PROBLEM DETAILS
Retype each line exactly. Skip images.

RECORDS TO PROCESS
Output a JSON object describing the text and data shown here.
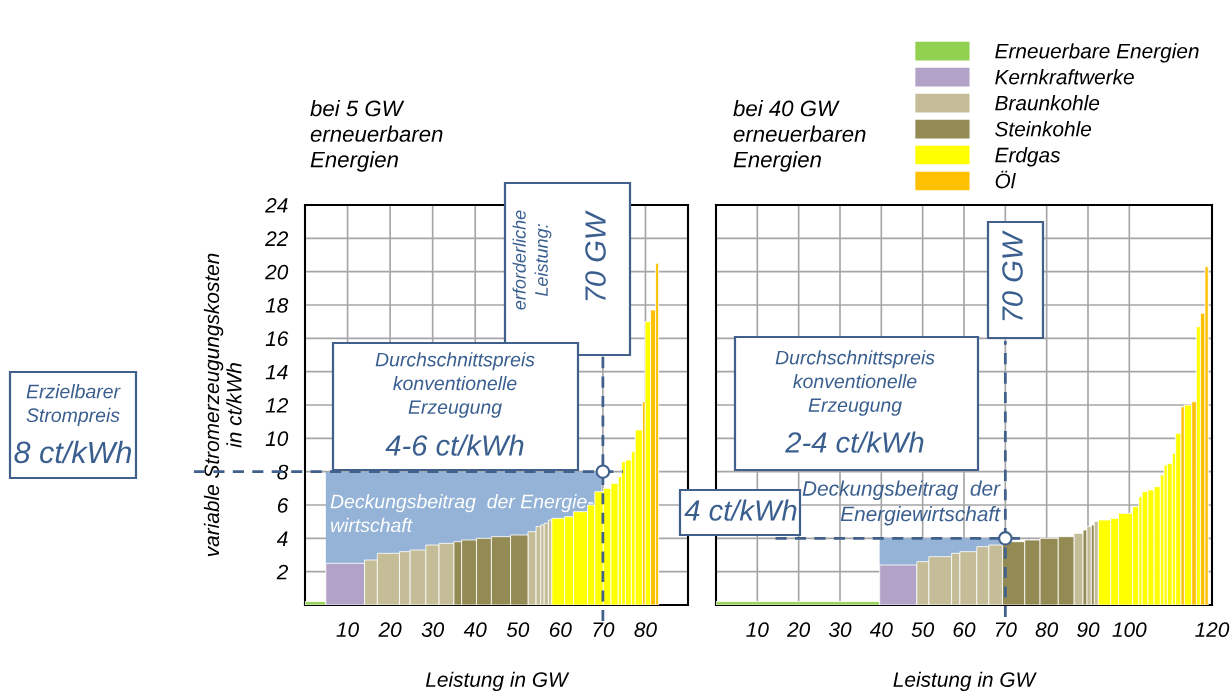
{
  "chart_data": [
    {
      "type": "histogram",
      "title": "bei 5 GW\nerneuerbaren\nEnergien",
      "xlabel": "Leistung in GW",
      "ylabel": "variable Stromerzeugungskosten\nin ct/kWh",
      "xlim": [
        0,
        90
      ],
      "ylim": [
        0,
        24
      ],
      "xticks": [
        10,
        20,
        30,
        40,
        50,
        60,
        70,
        80
      ],
      "yticks": [
        2,
        4,
        6,
        8,
        10,
        12,
        14,
        16,
        18,
        20,
        22,
        24
      ],
      "grid": true,
      "series": [
        {
          "type": "area",
          "color": "#95b3d7",
          "x": [
            4.9,
            69.7
          ],
          "values": [
            8,
            8
          ]
        },
        {
          "color": "#92d050",
          "bins": [
            0,
            4.9
          ],
          "values": [
            0.2
          ]
        },
        {
          "color": "#b3a2c7",
          "bins": [
            4.9,
            14.0
          ],
          "values": [
            2.5
          ]
        },
        {
          "color": "#c4bd97",
          "bins": [
            14.0,
            17.0,
            22.2,
            24.7,
            28.4,
            31.5,
            35.0,
            52.4,
            54.3,
            55.4,
            56.2,
            57.2,
            58.0
          ],
          "values": [
            2.7,
            3.1,
            3.2,
            3.3,
            3.6,
            3.7,
            null,
            4.4,
            4.7,
            4.8,
            4.9,
            5.1
          ]
        },
        {
          "color": "#948a54",
          "bins": [
            35.0,
            36.8,
            40.3,
            43.8,
            48.3,
            52.4
          ],
          "values": [
            3.8,
            3.9,
            4.0,
            4.1,
            4.2
          ]
        },
        {
          "color": "#ffff00",
          "bins": [
            58.0,
            61.0,
            63.1,
            66.4,
            68.1,
            70.1,
            71.9,
            73.6,
            74.4,
            75.3,
            76.7,
            77.6,
            79.3,
            79.9,
            81.2
          ],
          "values": [
            5.2,
            5.3,
            5.6,
            6.0,
            6.8,
            7.0,
            7.3,
            7.7,
            8.6,
            8.7,
            9.2,
            10.5,
            null,
            17.0
          ]
        },
        {
          "color": "#ffc000",
          "bins": [
            79.3,
            79.9,
            81.2,
            82.4,
            83.1
          ],
          "values": [
            12.2,
            null,
            17.7,
            20.5
          ]
        },
        {
          "type": "scatter",
          "color": "#ffffff",
          "marker": "circle",
          "x": [
            70
          ],
          "values": [
            8
          ]
        }
      ],
      "ref_lines": [
        {
          "axis": "y",
          "value": 8,
          "color": "#41618c",
          "line_style": "dashed"
        },
        {
          "axis": "x",
          "value": 70,
          "color": "#41618c",
          "line_style": "dashed"
        }
      ],
      "annotations": [
        "erforderliche\nLeistung:",
        "70 GW",
        "Durchschnittspreis\nkonventionelle\nErzeugung",
        "4-6 ct/kWh",
        "Deckungsbeitrag  der Energie-\nwirtschaft",
        "Erzielbarer\nStrompreis",
        "8 ct/kWh"
      ]
    },
    {
      "type": "histogram",
      "title": "bei 40 GW\nerneuerbaren\nEnergien",
      "xlabel": "Leistung in GW",
      "xlim": [
        0,
        120
      ],
      "ylim": [
        0,
        24
      ],
      "xticks": [
        10,
        20,
        30,
        40,
        50,
        60,
        70,
        80,
        90,
        100,
        120
      ],
      "yticks": [
        2,
        4,
        6,
        8,
        10,
        12,
        14,
        16,
        18,
        20,
        22,
        24
      ],
      "grid": true,
      "tick_labels": "x",
      "legend": "top right",
      "series": [
        {
          "type": "area",
          "color": "#95b3d7",
          "x": [
            39.6,
            69.3
          ],
          "values": [
            4,
            4
          ]
        },
        {
          "name": "Erneuerbare Energien",
          "color": "#92d050",
          "bins": [
            0,
            39.6
          ],
          "values": [
            0.2
          ]
        },
        {
          "name": "Kernkraftwerke",
          "color": "#b3a2c7",
          "bins": [
            39.6,
            48.6
          ],
          "values": [
            2.4
          ]
        },
        {
          "name": "Braunkohle",
          "color": "#c4bd97",
          "bins": [
            48.6,
            51.5,
            57.0,
            59.0,
            63.1,
            66.0,
            69.3,
            86.6,
            88.8,
            89.7,
            90.8,
            91.5,
            92.5
          ],
          "values": [
            2.6,
            2.9,
            3.1,
            3.2,
            3.5,
            3.6,
            null,
            4.3,
            null,
            4.7,
            null,
            5.0
          ]
        },
        {
          "name": "Steinkohle",
          "color": "#948a54",
          "bins": [
            69.3,
            74.7,
            78.4,
            82.8,
            86.6,
            88.8,
            89.7,
            90.8,
            91.5
          ],
          "values": [
            3.8,
            3.9,
            4.0,
            4.1,
            null,
            4.5,
            null,
            4.8
          ]
        },
        {
          "name": "Erdgas",
          "color": "#ffff00",
          "bins": [
            92.5,
            95.5,
            97.4,
            100.8,
            102.3,
            103.1,
            104.5,
            106.0,
            107.5,
            108.4,
            109.2,
            110.4,
            111.2,
            112.5,
            113.3,
            115.1,
            116.2,
            117.2
          ],
          "values": [
            5.1,
            5.2,
            5.5,
            5.9,
            6.5,
            6.8,
            6.9,
            7.1,
            7.8,
            8.4,
            8.5,
            9.1,
            10.3,
            null,
            12.0,
            null,
            16.7
          ]
        },
        {
          "name": "Öl",
          "color": "#ffc000",
          "bins": [
            112.5,
            113.3,
            115.1,
            116.2,
            117.2,
            118.3,
            119.1
          ],
          "values": [
            11.9,
            null,
            12.2,
            null,
            17.5,
            20.3
          ]
        },
        {
          "type": "scatter",
          "color": "#ffffff",
          "marker": "circle",
          "x": [
            70
          ],
          "values": [
            4
          ]
        }
      ],
      "ref_lines": [
        {
          "axis": "y",
          "value": 4,
          "color": "#41618c",
          "line_style": "dashed"
        },
        {
          "axis": "x",
          "value": 70,
          "color": "#41618c",
          "line_style": "dashed"
        }
      ],
      "annotations": [
        "70 GW",
        "Durchschnittspreis\nkonventionelle\nErzeugung",
        "2-4 ct/kWh",
        "Deckungsbeitrag  der\nEnergiewirtschaft",
        "4 ct/kWh"
      ]
    }
  ]
}
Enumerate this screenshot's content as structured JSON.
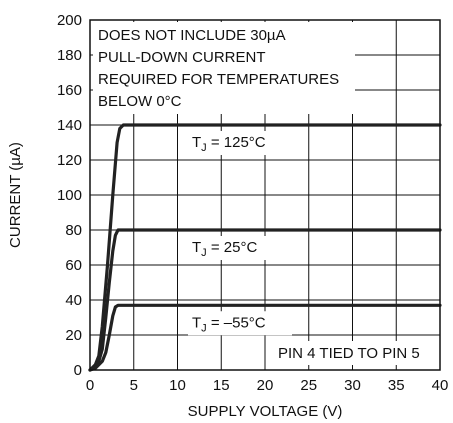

REPLY TO THE TASK
Output a JSON object describing the text and data shown here.
{
  "chart_data": [
    {
      "type": "histogram",
      "title": "bei 5 GW\nerneuerbaren\nEnergien",
      "xlabel": "Leistung in GW",
      "ylabel": "variable Stromerzeugungskosten\nin ct/kWh",
      "xlim": [
        0,
        90
      ],
      "ylim": [
        0,
        24
      ],
      "xticks": [
        10,
        20,
        30,
        40,
        50,
        60,
        70,
        80
      ],
      "yticks": [
        2,
        4,
        6,
        8,
        10,
        12,
        14,
        16,
        18,
        20,
        22,
        24
      ],
      "grid": true,
      "series": [
        {
          "type": "area",
          "color": "#95b3d7",
          "x": [
            4.9,
            69.7
          ],
          "values": [
            8,
            8
          ]
        },
        {
          "color": "#92d050",
          "bins": [
            0,
            4.9
          ],
          "values": [
            0.2
          ]
        },
        {
          "color": "#b3a2c7",
          "bins": [
            4.9,
            14.0
          ],
          "values": [
            2.5
          ]
        },
        {
          "color": "#c4bd97",
          "bins": [
            14.0,
            17.0,
            22.2,
            24.7,
            28.4,
            31.5,
            35.0,
            52.4,
            54.3,
            55.4,
            56.2,
            57.2,
            58.0
          ],
          "values": [
            2.7,
            3.1,
            3.2,
            3.3,
            3.6,
            3.7,
            null,
            4.4,
            4.7,
            4.8,
            4.9,
            5.1
          ]
        },
        {
          "color": "#948a54",
          "bins": [
            35.0,
            36.8,
            40.3,
            43.8,
            48.3,
            52.4
          ],
          "values": [
            3.8,
            3.9,
            4.0,
            4.1,
            4.2
          ]
        },
        {
          "color": "#ffff00",
          "bins": [
            58.0,
            61.0,
            63.1,
            66.4,
            68.1,
            70.1,
            71.9,
            73.6,
            74.4,
            75.3,
            76.7,
            77.6,
            79.3,
            79.9,
            81.2
          ],
          "values": [
            5.2,
            5.3,
            5.6,
            6.0,
            6.8,
            7.0,
            7.3,
            7.7,
            8.6,
            8.7,
            9.2,
            10.5,
            null,
            17.0
          ]
        },
        {
          "color": "#ffc000",
          "bins": [
            79.3,
            79.9,
            81.2,
            82.4,
            83.1
          ],
          "values": [
            12.2,
            null,
            17.7,
            20.5
          ]
        },
        {
          "type": "scatter",
          "color": "#ffffff",
          "marker": "circle",
          "x": [
            70
          ],
          "values": [
            8
          ]
        }
      ],
      "ref_lines": [
        {
          "axis": "y",
          "value": 8,
          "color": "#41618c",
          "line_style": "dashed"
        },
        {
          "axis": "x",
          "value": 70,
          "color": "#41618c",
          "line_style": "dashed"
        }
      ],
      "annotations": [
        "erforderliche\nLeistung:",
        "70 GW",
        "Durchschnittspreis\nkonventionelle\nErzeugung",
        "4-6 ct/kWh",
        "Deckungsbeitrag  der Energie-\nwirtschaft",
        "Erzielbarer\nStrompreis",
        "8 ct/kWh"
      ]
    },
    {
      "type": "histogram",
      "title": "bei 40 GW\nerneuerbaren\nEnergien",
      "xlabel": "Leistung in GW",
      "xlim": [
        0,
        120
      ],
      "ylim": [
        0,
        24
      ],
      "xticks": [
        10,
        20,
        30,
        40,
        50,
        60,
        70,
        80,
        90,
        100,
        120
      ],
      "yticks": [
        2,
        4,
        6,
        8,
        10,
        12,
        14,
        16,
        18,
        20,
        22,
        24
      ],
      "grid": true,
      "tick_labels": "x",
      "legend": "top right",
      "series": [
        {
          "type": "area",
          "color": "#95b3d7",
          "x": [
            39.6,
            69.3
          ],
          "values": [
            4,
            4
          ]
        },
        {
          "name": "Erneuerbare Energien",
          "color": "#92d050",
          "bins": [
            0,
            39.6
          ],
          "values": [
            0.2
          ]
        },
        {
          "name": "Kernkraftwerke",
          "color": "#b3a2c7",
          "bins": [
            39.6,
            48.6
          ],
          "values": [
            2.4
          ]
        },
        {
          "name": "Braunkohle",
          "color": "#c4bd97",
          "bins": [
            48.6,
            51.5,
            57.0,
            59.0,
            63.1,
            66.0,
            69.3,
            86.6,
            88.8,
            89.7,
            90.8,
            91.5,
            92.5
          ],
          "values": [
            2.6,
            2.9,
            3.1,
            3.2,
            3.5,
            3.6,
            null,
            4.3,
            null,
            4.7,
            null,
            5.0
          ]
        },
        {
          "name": "Steinkohle",
          "color": "#948a54",
          "bins": [
            69.3,
            74.7,
            78.4,
            82.8,
            86.6,
            88.8,
            89.7,
            90.8,
            91.5
          ],
          "values": [
            3.8,
            3.9,
            4.0,
            4.1,
            null,
            4.5,
            null,
            4.8
          ]
        },
        {
          "name": "Erdgas",
          "color": "#ffff00",
          "bins": [
            92.5,
            95.5,
            97.4,
            100.8,
            102.3,
            103.1,
            104.5,
            106.0,
            107.5,
            108.4,
            109.2,
            110.4,
            111.2,
            112.5,
            113.3,
            115.1,
            116.2,
            117.2
          ],
          "values": [
            5.1,
            5.2,
            5.5,
            5.9,
            6.5,
            6.8,
            6.9,
            7.1,
            7.8,
            8.4,
            8.5,
            9.1,
            10.3,
            null,
            12.0,
            null,
            16.7
          ]
        },
        {
          "name": "Öl",
          "color": "#ffc000",
          "bins": [
            112.5,
            113.3,
            115.1,
            116.2,
            117.2,
            118.3,
            119.1
          ],
          "values": [
            11.9,
            null,
            12.2,
            null,
            17.5,
            20.3
          ]
        },
        {
          "type": "scatter",
          "color": "#ffffff",
          "marker": "circle",
          "x": [
            70
          ],
          "values": [
            4
          ]
        }
      ],
      "ref_lines": [
        {
          "axis": "y",
          "value": 4,
          "color": "#41618c",
          "line_style": "dashed"
        },
        {
          "axis": "x",
          "value": 70,
          "color": "#41618c",
          "line_style": "dashed"
        }
      ],
      "annotations": [
        "70 GW",
        "Durchschnittspreis\nkonventionelle\nErzeugung",
        "2-4 ct/kWh",
        "Deckungsbeitrag  der\nEnergiewirtschaft",
        "4 ct/kWh"
      ]
    }
  ]
}
Enumerate this screenshot's content as structured JSON.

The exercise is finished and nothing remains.